- Aim of the exercise
Pick up the Alaska race report from the point where it stops, and write what comes next.

- Extract to read
Before the start.  We're both wearing the club singlets.
We did get a few questions asking where Westerly is.

Just before the starting gun.  We're wondering how and when the
waist-high orange finish tape is going to come down.  My fears of getting tripped
up in it were unfounded.

After the national anthem, Matthew and I started out at about a 6-flat pace (pedestrian for Matthew, who was looking to conserve energy for tomorrow’s race).  About a mile in, Matthew was 2-3 places ahead of me and I caught up to the first of a number of youngsters I would pass.  Shortly thereafter, there was a brass band in the woods under a canopy playing patriotic music.  I don’t think I had ever seen that before at a race, and it was pretty neat!
A very rare easy tandem start to a race, where we're conversing and
hanging back a bit.

Running parallel to the Chester Creek for parts of race.
There was no cone turnaround but instead the course gradually looped around before doubling back on itself.  While sometimes a necessary evil, I do so despise cone turnarounds.  Mile splits:  6:08, 6:20, 6:14.

Race back:
I was feeling good on the way back and actually picked up the pace a bit to sub-6.  I passed one final competitor on the way back, finished strong on the track, and of course, saw the seconds ticking way from 29:5x and finished just over 30 minutes.  Final miles:  5:52, 5:53.
Matthew on one of the last bike path sections.
The course looked like this for most of it,
including whatever weird white plant blooms you see on the path.

Near the final turn before entering the track for the finish.

Finished!  (I've just crossed the finish line in lane 1)

Final results:   30:07, 8th of 227 finishers.  1st in age group.  Full results here.
How many races have you posed with a moose mascot post-race?
This is Alaska, after all!
A fun race on different terrain, and cool to race in Alaska.  My only disappointment was that despite specifying a medium size during online registration and reiterating it when picking up my shirt, I was inadvertently given a large size and didn’t notice it until later.  Normally, I wouldn’t care about a cotton race t-shirt, but this one said “Alaska” on it and was in my favorite color of blue as well.  Oh well, that’ll teach me to check sizes of shirts when I get them.

Pioneer Ridge Vertical Mile
Palmer, AK
Sunday, July 9, 2017

Wow, was this race epic!  I feel like I cut my teeth on mountain running by racing Loon twice, and while I still have so much to learn from that race alone, this took mountain running to a whole new level.  Studying this ahead of time, I knew at least a little bit of what I was getting into:

·         4.5 miles (shorter than Loon by almost two miles, although you have to run back down after the race)
·         5,300’ vertical gain (almost double Loon, and no flat or downhill sections).  Most vertical gain in an uphill ONLY race in Alaska.

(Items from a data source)
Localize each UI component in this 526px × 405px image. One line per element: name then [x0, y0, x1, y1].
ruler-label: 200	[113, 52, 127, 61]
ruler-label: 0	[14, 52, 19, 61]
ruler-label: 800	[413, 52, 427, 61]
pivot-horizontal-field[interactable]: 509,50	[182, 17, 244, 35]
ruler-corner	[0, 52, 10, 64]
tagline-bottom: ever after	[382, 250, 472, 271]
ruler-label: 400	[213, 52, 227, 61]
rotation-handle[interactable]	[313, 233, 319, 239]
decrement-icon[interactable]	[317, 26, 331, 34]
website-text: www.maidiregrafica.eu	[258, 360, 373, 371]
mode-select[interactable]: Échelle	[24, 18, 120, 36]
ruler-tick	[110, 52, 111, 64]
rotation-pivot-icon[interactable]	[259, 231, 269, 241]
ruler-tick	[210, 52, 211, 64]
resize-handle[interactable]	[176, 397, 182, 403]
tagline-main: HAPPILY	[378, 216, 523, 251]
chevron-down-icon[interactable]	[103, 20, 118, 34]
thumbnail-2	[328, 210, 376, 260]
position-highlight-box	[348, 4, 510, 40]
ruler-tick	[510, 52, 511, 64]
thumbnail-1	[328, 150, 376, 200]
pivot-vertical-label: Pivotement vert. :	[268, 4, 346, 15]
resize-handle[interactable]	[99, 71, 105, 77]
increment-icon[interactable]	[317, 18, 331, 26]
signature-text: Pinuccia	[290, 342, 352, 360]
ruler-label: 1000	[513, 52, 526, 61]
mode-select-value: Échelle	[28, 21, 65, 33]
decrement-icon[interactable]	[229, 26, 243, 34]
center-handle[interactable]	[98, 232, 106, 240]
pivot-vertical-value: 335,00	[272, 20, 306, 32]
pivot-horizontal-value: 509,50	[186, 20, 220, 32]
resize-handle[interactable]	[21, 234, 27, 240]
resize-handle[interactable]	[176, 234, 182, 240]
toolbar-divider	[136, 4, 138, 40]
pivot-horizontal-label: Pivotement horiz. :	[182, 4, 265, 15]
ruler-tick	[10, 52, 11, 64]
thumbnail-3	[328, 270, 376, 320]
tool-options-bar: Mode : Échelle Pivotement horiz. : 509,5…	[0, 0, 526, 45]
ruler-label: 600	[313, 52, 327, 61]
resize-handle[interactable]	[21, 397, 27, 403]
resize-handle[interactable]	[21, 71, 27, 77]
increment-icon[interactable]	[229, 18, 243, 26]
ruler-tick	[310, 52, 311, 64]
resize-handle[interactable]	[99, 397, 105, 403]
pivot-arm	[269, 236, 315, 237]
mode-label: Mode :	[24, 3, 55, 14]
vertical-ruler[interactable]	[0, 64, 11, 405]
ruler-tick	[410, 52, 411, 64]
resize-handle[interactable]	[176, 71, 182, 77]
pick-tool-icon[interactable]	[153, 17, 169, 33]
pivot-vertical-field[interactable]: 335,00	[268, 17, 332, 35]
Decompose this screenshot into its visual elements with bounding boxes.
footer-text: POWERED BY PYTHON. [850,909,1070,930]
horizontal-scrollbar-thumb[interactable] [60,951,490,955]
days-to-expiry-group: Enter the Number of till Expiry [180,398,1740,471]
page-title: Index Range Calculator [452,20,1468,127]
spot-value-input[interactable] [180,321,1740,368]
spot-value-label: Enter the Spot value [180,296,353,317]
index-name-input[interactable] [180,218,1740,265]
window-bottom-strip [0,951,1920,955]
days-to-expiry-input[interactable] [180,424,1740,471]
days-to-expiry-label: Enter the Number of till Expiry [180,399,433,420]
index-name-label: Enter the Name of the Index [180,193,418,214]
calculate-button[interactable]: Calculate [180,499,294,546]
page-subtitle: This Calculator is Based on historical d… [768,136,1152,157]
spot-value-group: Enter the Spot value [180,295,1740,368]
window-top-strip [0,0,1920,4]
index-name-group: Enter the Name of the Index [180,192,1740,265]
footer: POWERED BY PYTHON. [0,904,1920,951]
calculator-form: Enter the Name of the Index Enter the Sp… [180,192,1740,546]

- Exercise answer
·         Threat of bear attacks (a runner was killed by a black bear in not too far from here on a trail race last month, and that was the second bear-induced fatality of humans in Alaska this summer)

The bear factor and repeated warnings almost everywhere we went were freaking me out a little, but I tried to remind myself that I was statistically far more likely to die in a car crash than a bear attack.  Away with the pessimism, and on with the race report.

Shuttle:  Drove 45 minutes north from Anchorage and showed up at the shuttle point on the side of a rural road in Palmer, Alaska at about 9:30am, an hour and a half before the 11am race start.   A July start of 11am would be a death wish in New England with the heat, but this is Alaska, with much cooler temps still in the 50s at race start, and besides, I appreciated that the volunteers at the water stop and the top had to do some rugged hiking to get to their posts (no auto road, jeep roads, ski lifts, or other shortcuts).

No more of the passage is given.